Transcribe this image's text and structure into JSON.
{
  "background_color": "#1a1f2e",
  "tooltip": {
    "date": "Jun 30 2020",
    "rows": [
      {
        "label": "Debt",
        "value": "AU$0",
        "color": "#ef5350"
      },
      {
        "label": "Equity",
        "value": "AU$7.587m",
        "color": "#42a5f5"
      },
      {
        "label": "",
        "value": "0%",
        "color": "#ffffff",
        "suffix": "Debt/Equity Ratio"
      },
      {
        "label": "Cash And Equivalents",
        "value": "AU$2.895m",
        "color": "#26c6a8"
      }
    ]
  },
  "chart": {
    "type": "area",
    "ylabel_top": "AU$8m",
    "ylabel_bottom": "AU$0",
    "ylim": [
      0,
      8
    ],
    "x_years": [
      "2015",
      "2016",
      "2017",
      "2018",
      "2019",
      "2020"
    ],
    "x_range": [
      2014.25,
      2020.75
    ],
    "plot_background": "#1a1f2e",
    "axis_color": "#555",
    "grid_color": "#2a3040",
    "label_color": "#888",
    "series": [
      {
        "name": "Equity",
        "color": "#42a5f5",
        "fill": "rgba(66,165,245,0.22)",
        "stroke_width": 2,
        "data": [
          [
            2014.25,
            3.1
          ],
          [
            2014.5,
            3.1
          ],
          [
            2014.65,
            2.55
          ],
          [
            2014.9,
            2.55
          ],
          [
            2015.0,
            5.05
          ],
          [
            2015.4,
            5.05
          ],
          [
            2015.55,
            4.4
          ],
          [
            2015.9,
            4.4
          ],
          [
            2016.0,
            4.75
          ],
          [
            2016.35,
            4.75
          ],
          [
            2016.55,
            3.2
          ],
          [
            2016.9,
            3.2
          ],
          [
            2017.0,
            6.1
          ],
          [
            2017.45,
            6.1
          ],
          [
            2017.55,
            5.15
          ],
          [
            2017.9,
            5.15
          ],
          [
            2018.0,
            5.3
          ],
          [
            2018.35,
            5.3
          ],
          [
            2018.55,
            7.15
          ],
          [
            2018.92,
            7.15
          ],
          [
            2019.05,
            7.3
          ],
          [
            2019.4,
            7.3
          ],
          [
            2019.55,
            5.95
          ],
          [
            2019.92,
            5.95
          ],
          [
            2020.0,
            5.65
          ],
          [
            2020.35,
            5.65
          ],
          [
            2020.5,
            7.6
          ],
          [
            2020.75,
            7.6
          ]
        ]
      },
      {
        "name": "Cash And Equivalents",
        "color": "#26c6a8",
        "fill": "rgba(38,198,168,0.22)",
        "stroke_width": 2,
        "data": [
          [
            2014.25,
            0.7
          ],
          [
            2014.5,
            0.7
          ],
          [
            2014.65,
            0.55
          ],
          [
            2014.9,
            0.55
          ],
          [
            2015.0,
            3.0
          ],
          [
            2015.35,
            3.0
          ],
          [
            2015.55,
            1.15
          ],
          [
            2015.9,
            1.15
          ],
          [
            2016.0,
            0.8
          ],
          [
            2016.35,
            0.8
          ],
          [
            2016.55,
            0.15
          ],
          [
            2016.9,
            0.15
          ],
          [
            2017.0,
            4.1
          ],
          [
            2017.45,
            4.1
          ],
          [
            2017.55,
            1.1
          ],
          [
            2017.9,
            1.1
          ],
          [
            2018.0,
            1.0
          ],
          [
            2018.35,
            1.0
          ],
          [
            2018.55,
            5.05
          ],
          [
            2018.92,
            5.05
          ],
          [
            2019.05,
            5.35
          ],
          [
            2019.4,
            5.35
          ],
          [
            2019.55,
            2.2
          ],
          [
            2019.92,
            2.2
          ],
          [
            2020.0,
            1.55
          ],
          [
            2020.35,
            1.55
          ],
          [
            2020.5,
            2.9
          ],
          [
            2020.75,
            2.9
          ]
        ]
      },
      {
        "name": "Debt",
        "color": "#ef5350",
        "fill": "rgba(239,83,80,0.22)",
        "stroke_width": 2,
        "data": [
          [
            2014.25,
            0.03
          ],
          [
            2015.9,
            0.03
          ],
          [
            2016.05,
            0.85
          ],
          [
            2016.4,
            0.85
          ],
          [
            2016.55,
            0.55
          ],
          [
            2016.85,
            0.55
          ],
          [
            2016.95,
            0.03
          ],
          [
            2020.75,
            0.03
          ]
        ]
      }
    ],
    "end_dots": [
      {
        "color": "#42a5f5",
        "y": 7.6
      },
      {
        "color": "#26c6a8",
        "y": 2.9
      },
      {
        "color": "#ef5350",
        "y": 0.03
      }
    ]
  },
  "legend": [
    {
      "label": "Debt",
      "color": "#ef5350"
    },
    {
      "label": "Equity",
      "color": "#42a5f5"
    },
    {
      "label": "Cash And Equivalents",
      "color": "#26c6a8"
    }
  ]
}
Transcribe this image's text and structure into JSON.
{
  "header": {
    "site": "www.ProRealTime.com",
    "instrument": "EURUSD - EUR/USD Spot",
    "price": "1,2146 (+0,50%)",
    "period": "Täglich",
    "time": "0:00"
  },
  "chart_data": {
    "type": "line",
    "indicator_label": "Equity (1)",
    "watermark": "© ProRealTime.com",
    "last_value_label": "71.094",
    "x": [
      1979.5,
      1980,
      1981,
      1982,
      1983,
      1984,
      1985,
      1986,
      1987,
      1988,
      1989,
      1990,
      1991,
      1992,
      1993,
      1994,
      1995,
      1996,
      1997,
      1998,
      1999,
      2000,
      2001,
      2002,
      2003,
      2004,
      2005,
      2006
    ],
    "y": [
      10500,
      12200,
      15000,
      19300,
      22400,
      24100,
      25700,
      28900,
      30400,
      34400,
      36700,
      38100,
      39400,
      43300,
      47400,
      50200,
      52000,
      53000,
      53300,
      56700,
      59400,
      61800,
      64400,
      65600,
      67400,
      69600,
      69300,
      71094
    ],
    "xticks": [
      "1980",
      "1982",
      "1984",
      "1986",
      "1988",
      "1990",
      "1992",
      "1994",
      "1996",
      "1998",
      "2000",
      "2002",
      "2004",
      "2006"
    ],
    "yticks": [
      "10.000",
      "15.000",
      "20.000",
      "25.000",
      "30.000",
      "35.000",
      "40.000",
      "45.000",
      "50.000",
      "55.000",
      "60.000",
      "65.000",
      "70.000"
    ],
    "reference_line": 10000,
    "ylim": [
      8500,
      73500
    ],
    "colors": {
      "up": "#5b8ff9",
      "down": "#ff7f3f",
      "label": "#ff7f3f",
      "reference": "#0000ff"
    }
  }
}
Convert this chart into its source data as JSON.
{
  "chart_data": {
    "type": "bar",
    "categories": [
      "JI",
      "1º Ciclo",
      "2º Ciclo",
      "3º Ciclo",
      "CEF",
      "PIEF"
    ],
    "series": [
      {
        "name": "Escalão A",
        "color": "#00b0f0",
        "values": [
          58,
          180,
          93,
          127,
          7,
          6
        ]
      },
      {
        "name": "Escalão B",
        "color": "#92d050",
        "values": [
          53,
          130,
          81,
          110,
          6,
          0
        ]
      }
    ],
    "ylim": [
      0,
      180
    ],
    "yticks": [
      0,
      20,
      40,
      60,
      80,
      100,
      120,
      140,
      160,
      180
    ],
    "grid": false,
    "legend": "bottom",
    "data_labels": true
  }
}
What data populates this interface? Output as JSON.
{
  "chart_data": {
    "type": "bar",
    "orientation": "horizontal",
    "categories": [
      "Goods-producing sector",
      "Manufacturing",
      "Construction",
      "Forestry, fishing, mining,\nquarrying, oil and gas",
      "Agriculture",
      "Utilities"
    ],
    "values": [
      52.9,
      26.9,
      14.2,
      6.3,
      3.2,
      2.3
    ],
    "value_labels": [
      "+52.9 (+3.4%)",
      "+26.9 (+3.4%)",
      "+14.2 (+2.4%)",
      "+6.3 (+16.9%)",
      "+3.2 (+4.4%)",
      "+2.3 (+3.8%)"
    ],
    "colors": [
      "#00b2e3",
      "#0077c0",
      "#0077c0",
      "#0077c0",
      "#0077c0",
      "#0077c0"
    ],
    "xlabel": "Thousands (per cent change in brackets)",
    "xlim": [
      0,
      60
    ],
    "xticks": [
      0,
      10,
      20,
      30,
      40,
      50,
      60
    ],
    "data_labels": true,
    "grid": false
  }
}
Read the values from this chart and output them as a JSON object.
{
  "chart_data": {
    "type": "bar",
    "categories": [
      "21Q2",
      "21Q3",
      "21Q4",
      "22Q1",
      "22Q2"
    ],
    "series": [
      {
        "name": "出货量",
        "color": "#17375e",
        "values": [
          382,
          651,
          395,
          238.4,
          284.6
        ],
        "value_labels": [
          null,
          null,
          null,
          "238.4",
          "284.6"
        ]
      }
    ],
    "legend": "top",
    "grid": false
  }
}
───
▶ _Aim_
Retype exactly the lines from the one containing "What data populates" through the last line of the records above, including both.

▶ _Reply_
What data populates this interface? Output as JSON.
{
  "chart_data": {
    "type": "bar",
    "orientation": "horizontal",
    "categories": [
      "Goods-producing sector",
      "Manufacturing",
      "Construction",
      "Forestry, fishing, mining,\nquarrying, oil and gas",
      "Agriculture",
      "Utilities"
    ],
    "values": [
      52.9,
      26.9,
      14.2,
      6.3,
      3.2,
      2.3
    ],
    "value_labels": [
      "+52.9 (+3.4%)",
      "+26.9 (+3.4%)",
      "+14.2 (+2.4%)",
      "+6.3 (+16.9%)",
      "+3.2 (+4.4%)",
      "+2.3 (+3.8%)"
    ],
    "colors": [
      "#00b2e3",
      "#0077c0",
      "#0077c0",
      "#0077c0",
      "#0077c0",
      "#0077c0"
    ],
    "xlabel": "Thousands (per cent change in brackets)",
    "xlim": [
      0,
      60
    ],
    "xticks": [
      0,
      10,
      20,
      30,
      40,
      50,
      60
    ],
    "data_labels": true,
    "grid": false
  }
}
Read the values from this chart and output them as a JSON object.
{
  "chart_data": {
    "type": "bar",
    "categories": [
      "21Q2",
      "21Q3",
      "21Q4",
      "22Q1",
      "22Q2"
    ],
    "series": [
      {
        "name": "出货量",
        "color": "#17375e",
        "values": [
          382,
          651,
          395,
          238.4,
          284.6
        ],
        "value_labels": [
          null,
          null,
          null,
          "238.4",
          "284.6"
        ]
      }
    ],
    "legend": "top",
    "grid": false
  }
}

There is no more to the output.